Stored data

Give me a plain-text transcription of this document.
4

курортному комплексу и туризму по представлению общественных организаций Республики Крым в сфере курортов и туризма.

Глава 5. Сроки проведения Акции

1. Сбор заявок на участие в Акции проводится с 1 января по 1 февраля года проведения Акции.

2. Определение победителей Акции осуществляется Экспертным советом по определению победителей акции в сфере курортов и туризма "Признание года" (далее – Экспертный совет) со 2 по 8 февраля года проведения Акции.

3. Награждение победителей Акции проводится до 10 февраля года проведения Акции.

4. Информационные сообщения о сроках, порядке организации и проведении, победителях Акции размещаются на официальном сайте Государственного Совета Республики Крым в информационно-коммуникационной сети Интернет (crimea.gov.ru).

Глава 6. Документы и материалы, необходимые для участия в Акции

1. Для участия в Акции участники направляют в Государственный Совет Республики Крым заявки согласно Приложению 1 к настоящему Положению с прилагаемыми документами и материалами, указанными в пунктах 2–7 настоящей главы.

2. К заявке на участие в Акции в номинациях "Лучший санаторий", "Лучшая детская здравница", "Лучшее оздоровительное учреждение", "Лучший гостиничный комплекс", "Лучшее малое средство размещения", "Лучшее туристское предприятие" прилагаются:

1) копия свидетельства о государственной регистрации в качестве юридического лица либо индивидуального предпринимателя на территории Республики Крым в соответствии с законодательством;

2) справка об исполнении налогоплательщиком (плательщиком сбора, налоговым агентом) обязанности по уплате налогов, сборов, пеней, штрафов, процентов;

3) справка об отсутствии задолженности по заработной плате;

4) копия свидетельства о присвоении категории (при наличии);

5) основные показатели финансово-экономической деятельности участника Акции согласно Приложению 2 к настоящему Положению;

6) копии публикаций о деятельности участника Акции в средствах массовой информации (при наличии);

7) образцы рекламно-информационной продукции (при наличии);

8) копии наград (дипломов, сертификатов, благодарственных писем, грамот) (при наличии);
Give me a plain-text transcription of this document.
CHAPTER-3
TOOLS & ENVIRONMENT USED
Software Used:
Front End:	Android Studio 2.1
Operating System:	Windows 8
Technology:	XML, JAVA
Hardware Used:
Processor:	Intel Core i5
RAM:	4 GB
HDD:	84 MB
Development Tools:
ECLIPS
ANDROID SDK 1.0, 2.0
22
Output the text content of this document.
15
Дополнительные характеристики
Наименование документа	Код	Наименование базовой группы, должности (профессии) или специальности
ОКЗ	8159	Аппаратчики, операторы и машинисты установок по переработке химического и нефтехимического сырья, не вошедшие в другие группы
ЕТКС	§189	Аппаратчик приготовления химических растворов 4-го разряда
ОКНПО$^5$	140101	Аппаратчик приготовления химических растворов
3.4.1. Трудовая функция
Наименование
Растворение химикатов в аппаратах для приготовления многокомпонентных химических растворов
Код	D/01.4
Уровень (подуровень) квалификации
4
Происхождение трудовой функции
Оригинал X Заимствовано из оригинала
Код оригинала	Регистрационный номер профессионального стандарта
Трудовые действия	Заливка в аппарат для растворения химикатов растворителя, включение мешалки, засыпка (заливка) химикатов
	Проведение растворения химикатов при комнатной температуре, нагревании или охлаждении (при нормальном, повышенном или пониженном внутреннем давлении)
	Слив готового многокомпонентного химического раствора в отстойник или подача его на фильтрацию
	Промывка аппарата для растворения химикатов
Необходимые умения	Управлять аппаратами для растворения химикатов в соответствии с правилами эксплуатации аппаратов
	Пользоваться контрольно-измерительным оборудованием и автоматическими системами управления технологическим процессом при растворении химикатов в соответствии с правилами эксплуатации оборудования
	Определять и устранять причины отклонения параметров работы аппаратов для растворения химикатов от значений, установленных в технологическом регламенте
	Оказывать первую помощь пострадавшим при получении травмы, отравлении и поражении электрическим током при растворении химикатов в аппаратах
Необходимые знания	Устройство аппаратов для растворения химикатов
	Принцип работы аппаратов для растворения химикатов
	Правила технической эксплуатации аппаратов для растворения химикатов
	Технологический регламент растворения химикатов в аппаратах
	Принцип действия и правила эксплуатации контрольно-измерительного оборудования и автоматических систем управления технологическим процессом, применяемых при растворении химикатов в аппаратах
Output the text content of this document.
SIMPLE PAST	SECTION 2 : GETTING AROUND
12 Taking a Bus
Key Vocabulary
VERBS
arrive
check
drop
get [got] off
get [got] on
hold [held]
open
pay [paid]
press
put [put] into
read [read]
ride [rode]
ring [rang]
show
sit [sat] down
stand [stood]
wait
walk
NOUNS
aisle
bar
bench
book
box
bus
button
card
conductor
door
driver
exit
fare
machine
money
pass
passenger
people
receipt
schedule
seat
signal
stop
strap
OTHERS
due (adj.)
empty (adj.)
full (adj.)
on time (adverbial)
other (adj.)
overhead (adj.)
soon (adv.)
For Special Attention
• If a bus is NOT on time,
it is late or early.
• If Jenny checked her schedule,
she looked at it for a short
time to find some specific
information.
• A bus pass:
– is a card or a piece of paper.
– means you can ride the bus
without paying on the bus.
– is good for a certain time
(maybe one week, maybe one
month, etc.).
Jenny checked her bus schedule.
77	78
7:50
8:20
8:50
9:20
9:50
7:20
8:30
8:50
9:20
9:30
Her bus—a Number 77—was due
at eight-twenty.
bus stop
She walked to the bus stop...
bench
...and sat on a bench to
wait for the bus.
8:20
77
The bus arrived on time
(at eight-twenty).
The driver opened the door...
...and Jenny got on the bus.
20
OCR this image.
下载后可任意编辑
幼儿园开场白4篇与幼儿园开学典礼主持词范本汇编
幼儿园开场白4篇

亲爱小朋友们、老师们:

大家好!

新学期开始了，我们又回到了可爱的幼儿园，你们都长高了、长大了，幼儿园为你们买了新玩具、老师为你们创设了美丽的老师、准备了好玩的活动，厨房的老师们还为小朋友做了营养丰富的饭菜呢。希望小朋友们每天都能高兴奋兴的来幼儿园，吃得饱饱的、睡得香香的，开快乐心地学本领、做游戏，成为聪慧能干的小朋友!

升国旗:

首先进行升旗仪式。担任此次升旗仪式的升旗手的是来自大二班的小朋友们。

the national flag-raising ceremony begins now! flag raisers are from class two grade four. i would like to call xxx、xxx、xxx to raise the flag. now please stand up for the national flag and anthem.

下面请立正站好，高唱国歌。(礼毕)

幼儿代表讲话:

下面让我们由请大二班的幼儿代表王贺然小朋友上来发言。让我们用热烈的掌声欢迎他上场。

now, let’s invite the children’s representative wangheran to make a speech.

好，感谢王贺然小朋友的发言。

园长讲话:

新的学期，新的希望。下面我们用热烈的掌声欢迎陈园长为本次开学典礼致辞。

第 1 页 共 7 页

Stated task:
Retype every record above exactly as it appears.

Reply:
Give me a plain-text transcription of this document.
4

курортному комплексу и туризму по представлению общественных организаций Республики Крым в сфере курортов и туризма.

Глава 5. Сроки проведения Акции

1. Сбор заявок на участие в Акции проводится с 1 января по 1 февраля года проведения Акции.

2. Определение победителей Акции осуществляется Экспертным советом по определению победителей акции в сфере курортов и туризма "Признание года" (далее – Экспертный совет) со 2 по 8 февраля года проведения Акции.

3. Награждение победителей Акции проводится до 10 февраля года проведения Акции.

4. Информационные сообщения о сроках, порядке организации и проведении, победителях Акции размещаются на официальном сайте Государственного Совета Республики Крым в информационно-коммуникационной сети Интернет (crimea.gov.ru).

Глава 6. Документы и материалы, необходимые для участия в Акции

1. Для участия в Акции участники направляют в Государственный Совет Республики Крым заявки согласно Приложению 1 к настоящему Положению с прилагаемыми документами и материалами, указанными в пунктах 2–7 настоящей главы.

2. К заявке на участие в Акции в номинациях "Лучший санаторий", "Лучшая детская здравница", "Лучшее оздоровительное учреждение", "Лучший гостиничный комплекс", "Лучшее малое средство размещения", "Лучшее туристское предприятие" прилагаются:

1) копия свидетельства о государственной регистрации в качестве юридического лица либо индивидуального предпринимателя на территории Республики Крым в соответствии с законодательством;

2) справка об исполнении налогоплательщиком (плательщиком сбора, налоговым агентом) обязанности по уплате налогов, сборов, пеней, штрафов, процентов;

3) справка об отсутствии задолженности по заработной плате;

4) копия свидетельства о присвоении категории (при наличии);

5) основные показатели финансово-экономической деятельности участника Акции согласно Приложению 2 к настоящему Положению;

6) копии публикаций о деятельности участника Акции в средствах массовой информации (при наличии);

7) образцы рекламно-информационной продукции (при наличии);

8) копии наград (дипломов, сертификатов, благодарственных писем, грамот) (при наличии);
Give me a plain-text transcription of this document.
CHAPTER-3
TOOLS & ENVIRONMENT USED
Software Used:
Front End:	Android Studio 2.1
Operating System:	Windows 8
Technology:	XML, JAVA
Hardware Used:
Processor:	Intel Core i5
RAM:	4 GB
HDD:	84 MB
Development Tools:
ECLIPS
ANDROID SDK 1.0, 2.0
22
Output the text content of this document.
15
Дополнительные характеристики
Наименование документа	Код	Наименование базовой группы, должности (профессии) или специальности
ОКЗ	8159	Аппаратчики, операторы и машинисты установок по переработке химического и нефтехимического сырья, не вошедшие в другие группы
ЕТКС	§189	Аппаратчик приготовления химических растворов 4-го разряда
ОКНПО$^5$	140101	Аппаратчик приготовления химических растворов
3.4.1. Трудовая функция
Наименование
Растворение химикатов в аппаратах для приготовления многокомпонентных химических растворов
Код	D/01.4
Уровень (подуровень) квалификации
4
Происхождение трудовой функции
Оригинал X Заимствовано из оригинала
Код оригинала	Регистрационный номер профессионального стандарта
Трудовые действия	Заливка в аппарат для растворения химикатов растворителя, включение мешалки, засыпка (заливка) химикатов
	Проведение растворения химикатов при комнатной температуре, нагревании или охлаждении (при нормальном, повышенном или пониженном внутреннем давлении)
	Слив готового многокомпонентного химического раствора в отстойник или подача его на фильтрацию
	Промывка аппарата для растворения химикатов
Необходимые умения	Управлять аппаратами для растворения химикатов в соответствии с правилами эксплуатации аппаратов
	Пользоваться контрольно-измерительным оборудованием и автоматическими системами управления технологическим процессом при растворении химикатов в соответствии с правилами эксплуатации оборудования
	Определять и устранять причины отклонения параметров работы аппаратов для растворения химикатов от значений, установленных в технологическом регламенте
	Оказывать первую помощь пострадавшим при получении травмы, отравлении и поражении электрическим током при растворении химикатов в аппаратах
Необходимые знания	Устройство аппаратов для растворения химикатов
	Принцип работы аппаратов для растворения химикатов
	Правила технической эксплуатации аппаратов для растворения химикатов
	Технологический регламент растворения химикатов в аппаратах
	Принцип действия и правила эксплуатации контрольно-измерительного оборудования и автоматических систем управления технологическим процессом, применяемых при растворении химикатов в аппаратах
Output the text content of this document.
SIMPLE PAST	SECTION 2 : GETTING AROUND
12 Taking a Bus
Key Vocabulary
VERBS
arrive
check
drop
get [got] off
get [got] on
hold [held]
open
pay [paid]
press
put [put] into
read [read]
ride [rode]
ring [rang]
show
sit [sat] down
stand [stood]
wait
walk
NOUNS
aisle
bar
bench
book
box
bus
button
card
conductor
door
driver
exit
fare
machine
money
pass
passenger
people
receipt
schedule
seat
signal
stop
strap
OTHERS
due (adj.)
empty (adj.)
full (adj.)
on time (adverbial)
other (adj.)
overhead (adj.)
soon (adv.)
For Special Attention
• If a bus is NOT on time,
it is late or early.
• If Jenny checked her schedule,
she looked at it for a short
time to find some specific
information.
• A bus pass:
– is a card or a piece of paper.
– means you can ride the bus
without paying on the bus.
– is good for a certain time
(maybe one week, maybe one
month, etc.).
Jenny checked her bus schedule.
77	78
7:50
8:20
8:50
9:20
9:50
7:20
8:30
8:50
9:20
9:30
Her bus—a Number 77—was due
at eight-twenty.
bus stop
She walked to the bus stop...
bench
...and sat on a bench to
wait for the bus.
8:20
77
The bus arrived on time
(at eight-twenty).
The driver opened the door...
...and Jenny got on the bus.
20
OCR this image.
下载后可任意编辑
幼儿园开场白4篇与幼儿园开学典礼主持词范本汇编
幼儿园开场白4篇

亲爱小朋友们、老师们:

大家好!

新学期开始了，我们又回到了可爱的幼儿园，你们都长高了、长大了，幼儿园为你们买了新玩具、老师为你们创设了美丽的老师、准备了好玩的活动，厨房的老师们还为小朋友做了营养丰富的饭菜呢。希望小朋友们每天都能高兴奋兴的来幼儿园，吃得饱饱的、睡得香香的，开快乐心地学本领、做游戏，成为聪慧能干的小朋友!

升国旗:

首先进行升旗仪式。担任此次升旗仪式的升旗手的是来自大二班的小朋友们。

the national flag-raising ceremony begins now! flag raisers are from class two grade four. i would like to call xxx、xxx、xxx to raise the flag. now please stand up for the national flag and anthem.

下面请立正站好，高唱国歌。(礼毕)

幼儿代表讲话:

下面让我们由请大二班的幼儿代表王贺然小朋友上来发言。让我们用热烈的掌声欢迎他上场。

now, let’s invite the children’s representative wangheran to make a speech.

好，感谢王贺然小朋友的发言。

园长讲话:

新的学期，新的希望。下面我们用热烈的掌声欢迎陈园长为本次开学典礼致辞。

第 1 页 共 7 页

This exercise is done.